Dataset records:
== == ==

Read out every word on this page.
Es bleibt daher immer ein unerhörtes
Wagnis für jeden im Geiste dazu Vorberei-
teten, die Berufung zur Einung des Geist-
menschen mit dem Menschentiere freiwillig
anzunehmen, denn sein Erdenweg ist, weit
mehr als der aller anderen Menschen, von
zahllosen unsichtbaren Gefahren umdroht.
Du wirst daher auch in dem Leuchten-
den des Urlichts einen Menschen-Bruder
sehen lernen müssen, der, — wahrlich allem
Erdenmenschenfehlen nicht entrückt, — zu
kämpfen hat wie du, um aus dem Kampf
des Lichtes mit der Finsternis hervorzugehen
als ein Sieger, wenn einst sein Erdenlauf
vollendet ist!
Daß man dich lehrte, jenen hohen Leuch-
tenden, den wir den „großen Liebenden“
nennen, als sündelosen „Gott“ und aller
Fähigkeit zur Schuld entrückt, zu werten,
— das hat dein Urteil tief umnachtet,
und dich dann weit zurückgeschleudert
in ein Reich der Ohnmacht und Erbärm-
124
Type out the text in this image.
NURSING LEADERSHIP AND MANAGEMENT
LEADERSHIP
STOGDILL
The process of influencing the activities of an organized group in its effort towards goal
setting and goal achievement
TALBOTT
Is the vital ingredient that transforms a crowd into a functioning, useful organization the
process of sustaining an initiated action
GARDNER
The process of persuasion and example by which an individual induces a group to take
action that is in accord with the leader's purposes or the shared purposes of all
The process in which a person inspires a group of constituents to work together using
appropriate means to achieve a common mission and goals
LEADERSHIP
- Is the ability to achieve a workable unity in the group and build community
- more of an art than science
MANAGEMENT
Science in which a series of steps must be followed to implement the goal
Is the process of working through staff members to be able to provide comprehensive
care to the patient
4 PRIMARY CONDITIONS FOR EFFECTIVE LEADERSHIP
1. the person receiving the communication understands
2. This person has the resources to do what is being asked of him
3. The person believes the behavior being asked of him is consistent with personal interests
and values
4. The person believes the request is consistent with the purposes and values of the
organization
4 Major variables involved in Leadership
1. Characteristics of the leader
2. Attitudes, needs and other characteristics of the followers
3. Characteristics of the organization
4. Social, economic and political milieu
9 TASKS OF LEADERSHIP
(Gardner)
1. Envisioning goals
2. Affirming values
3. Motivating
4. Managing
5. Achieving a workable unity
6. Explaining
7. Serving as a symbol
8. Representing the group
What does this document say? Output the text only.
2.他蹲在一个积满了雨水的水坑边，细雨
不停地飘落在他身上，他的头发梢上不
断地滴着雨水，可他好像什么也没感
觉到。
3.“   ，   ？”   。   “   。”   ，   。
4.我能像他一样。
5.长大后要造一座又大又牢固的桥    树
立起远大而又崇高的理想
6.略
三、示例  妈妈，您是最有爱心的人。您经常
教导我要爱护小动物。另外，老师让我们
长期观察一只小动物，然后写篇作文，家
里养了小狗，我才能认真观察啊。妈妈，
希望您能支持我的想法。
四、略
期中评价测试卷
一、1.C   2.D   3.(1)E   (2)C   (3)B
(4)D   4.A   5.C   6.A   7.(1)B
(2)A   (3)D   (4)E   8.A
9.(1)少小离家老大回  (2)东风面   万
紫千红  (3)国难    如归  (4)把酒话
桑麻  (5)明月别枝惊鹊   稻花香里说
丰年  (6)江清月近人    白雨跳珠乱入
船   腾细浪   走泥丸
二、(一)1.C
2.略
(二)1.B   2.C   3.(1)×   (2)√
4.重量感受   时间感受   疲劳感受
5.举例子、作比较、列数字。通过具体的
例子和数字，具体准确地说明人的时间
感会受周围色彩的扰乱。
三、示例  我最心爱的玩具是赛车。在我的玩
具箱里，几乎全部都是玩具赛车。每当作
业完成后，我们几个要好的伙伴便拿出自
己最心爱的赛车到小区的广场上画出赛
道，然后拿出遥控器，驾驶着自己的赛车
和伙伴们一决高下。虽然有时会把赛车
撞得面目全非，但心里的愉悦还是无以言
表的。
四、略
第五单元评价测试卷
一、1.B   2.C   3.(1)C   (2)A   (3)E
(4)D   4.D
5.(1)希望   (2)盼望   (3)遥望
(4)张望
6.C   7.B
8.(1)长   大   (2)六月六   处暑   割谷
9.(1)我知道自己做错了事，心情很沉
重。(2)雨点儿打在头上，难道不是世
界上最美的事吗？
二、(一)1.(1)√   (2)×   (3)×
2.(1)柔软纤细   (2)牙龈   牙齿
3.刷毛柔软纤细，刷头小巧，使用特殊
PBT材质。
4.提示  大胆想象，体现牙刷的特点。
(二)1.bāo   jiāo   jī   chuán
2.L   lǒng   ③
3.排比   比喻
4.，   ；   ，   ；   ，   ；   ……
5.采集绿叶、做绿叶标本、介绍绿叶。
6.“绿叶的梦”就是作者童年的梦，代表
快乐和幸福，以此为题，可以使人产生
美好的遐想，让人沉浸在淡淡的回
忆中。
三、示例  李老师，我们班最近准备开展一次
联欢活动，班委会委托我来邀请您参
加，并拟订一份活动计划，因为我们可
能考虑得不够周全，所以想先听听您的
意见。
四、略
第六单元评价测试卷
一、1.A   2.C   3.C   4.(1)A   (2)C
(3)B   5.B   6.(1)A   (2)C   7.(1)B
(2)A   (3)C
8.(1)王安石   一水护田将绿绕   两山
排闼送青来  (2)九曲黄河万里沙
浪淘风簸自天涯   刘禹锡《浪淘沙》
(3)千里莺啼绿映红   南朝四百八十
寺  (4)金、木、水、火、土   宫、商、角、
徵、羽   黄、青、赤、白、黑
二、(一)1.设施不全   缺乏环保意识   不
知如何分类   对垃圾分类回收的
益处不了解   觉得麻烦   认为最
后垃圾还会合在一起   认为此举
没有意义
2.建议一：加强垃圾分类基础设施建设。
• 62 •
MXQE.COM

== == ==

JOB:
Without omitting anything, output the entries exactly.

EXERCISE RESPONSE:
Read out every word on this page.
Es bleibt daher immer ein unerhörtes
Wagnis für jeden im Geiste dazu Vorberei-
teten, die Berufung zur Einung des Geist-
menschen mit dem Menschentiere freiwillig
anzunehmen, denn sein Erdenweg ist, weit
mehr als der aller anderen Menschen, von
zahllosen unsichtbaren Gefahren umdroht.
Du wirst daher auch in dem Leuchten-
den des Urlichts einen Menschen-Bruder
sehen lernen müssen, der, — wahrlich allem
Erdenmenschenfehlen nicht entrückt, — zu
kämpfen hat wie du, um aus dem Kampf
des Lichtes mit der Finsternis hervorzugehen
als ein Sieger, wenn einst sein Erdenlauf
vollendet ist!
Daß man dich lehrte, jenen hohen Leuch-
tenden, den wir den „großen Liebenden“
nennen, als sündelosen „Gott“ und aller
Fähigkeit zur Schuld entrückt, zu werten,
— das hat dein Urteil tief umnachtet,
und dich dann weit zurückgeschleudert
in ein Reich der Ohnmacht und Erbärm-
124
Type out the text in this image.
NURSING LEADERSHIP AND MANAGEMENT
LEADERSHIP
STOGDILL
The process of influencing the activities of an organized group in its effort towards goal
setting and goal achievement
TALBOTT
Is the vital ingredient that transforms a crowd into a functioning, useful organization the
process of sustaining an initiated action
GARDNER
The process of persuasion and example by which an individual induces a group to take
action that is in accord with the leader's purposes or the shared purposes of all
The process in which a person inspires a group of constituents to work together using
appropriate means to achieve a common mission and goals
LEADERSHIP
- Is the ability to achieve a workable unity in the group and build community
- more of an art than science
MANAGEMENT
Science in which a series of steps must be followed to implement the goal
Is the process of working through staff members to be able to provide comprehensive
care to the patient
4 PRIMARY CONDITIONS FOR EFFECTIVE LEADERSHIP
1. the person receiving the communication understands
2. This person has the resources to do what is being asked of him
3. The person believes the behavior being asked of him is consistent with personal interests
and values
4. The person believes the request is consistent with the purposes and values of the
organization
4 Major variables involved in Leadership
1. Characteristics of the leader
2. Attitudes, needs and other characteristics of the followers
3. Characteristics of the organization
4. Social, economic and political milieu
9 TASKS OF LEADERSHIP
(Gardner)
1. Envisioning goals
2. Affirming values
3. Motivating
4. Managing
5. Achieving a workable unity
6. Explaining
7. Serving as a symbol
8. Representing the group
What does this document say? Output the text only.
2.他蹲在一个积满了雨水的水坑边，细雨
不停地飘落在他身上，他的头发梢上不
断地滴着雨水，可他好像什么也没感
觉到。
3.“   ，   ？”   。   “   。”   ，   。
4.我能像他一样。
5.长大后要造一座又大又牢固的桥    树
立起远大而又崇高的理想
6.略
三、示例  妈妈，您是最有爱心的人。您经常
教导我要爱护小动物。另外，老师让我们
长期观察一只小动物，然后写篇作文，家
里养了小狗，我才能认真观察啊。妈妈，
希望您能支持我的想法。
四、略
期中评价测试卷
一、1.C   2.D   3.(1)E   (2)C   (3)B
(4)D   4.A   5.C   6.A   7.(1)B
(2)A   (3)D   (4)E   8.A
9.(1)少小离家老大回  (2)东风面   万
紫千红  (3)国难    如归  (4)把酒话
桑麻  (5)明月别枝惊鹊   稻花香里说
丰年  (6)江清月近人    白雨跳珠乱入
船   腾细浪   走泥丸
二、(一)1.C
2.略
(二)1.B   2.C   3.(1)×   (2)√
4.重量感受   时间感受   疲劳感受
5.举例子、作比较、列数字。通过具体的
例子和数字，具体准确地说明人的时间
感会受周围色彩的扰乱。
三、示例  我最心爱的玩具是赛车。在我的玩
具箱里，几乎全部都是玩具赛车。每当作
业完成后，我们几个要好的伙伴便拿出自
己最心爱的赛车到小区的广场上画出赛
道，然后拿出遥控器，驾驶着自己的赛车
和伙伴们一决高下。虽然有时会把赛车
撞得面目全非，但心里的愉悦还是无以言
表的。
四、略
第五单元评价测试卷
一、1.B   2.C   3.(1)C   (2)A   (3)E
(4)D   4.D
5.(1)希望   (2)盼望   (3)遥望
(4)张望
6.C   7.B
8.(1)长   大   (2)六月六   处暑   割谷
9.(1)我知道自己做错了事，心情很沉
重。(2)雨点儿打在头上，难道不是世
界上最美的事吗？
二、(一)1.(1)√   (2)×   (3)×
2.(1)柔软纤细   (2)牙龈   牙齿
3.刷毛柔软纤细，刷头小巧，使用特殊
PBT材质。
4.提示  大胆想象，体现牙刷的特点。
(二)1.bāo   jiāo   jī   chuán
2.L   lǒng   ③
3.排比   比喻
4.，   ；   ，   ；   ，   ；   ……
5.采集绿叶、做绿叶标本、介绍绿叶。
6.“绿叶的梦”就是作者童年的梦，代表
快乐和幸福，以此为题，可以使人产生
美好的遐想，让人沉浸在淡淡的回
忆中。
三、示例  李老师，我们班最近准备开展一次
联欢活动，班委会委托我来邀请您参
加，并拟订一份活动计划，因为我们可
能考虑得不够周全，所以想先听听您的
意见。
四、略
第六单元评价测试卷
一、1.A   2.C   3.C   4.(1)A   (2)C
(3)B   5.B   6.(1)A   (2)C   7.(1)B
(2)A   (3)C
8.(1)王安石   一水护田将绿绕   两山
排闼送青来  (2)九曲黄河万里沙
浪淘风簸自天涯   刘禹锡《浪淘沙》
(3)千里莺啼绿映红   南朝四百八十
寺  (4)金、木、水、火、土   宫、商、角、
徵、羽   黄、青、赤、白、黑
二、(一)1.设施不全   缺乏环保意识   不
知如何分类   对垃圾分类回收的
益处不了解   觉得麻烦   认为最
后垃圾还会合在一起   认为此举
没有意义
2.建议一：加强垃圾分类基础设施建设。
• 62 •
MXQE.COM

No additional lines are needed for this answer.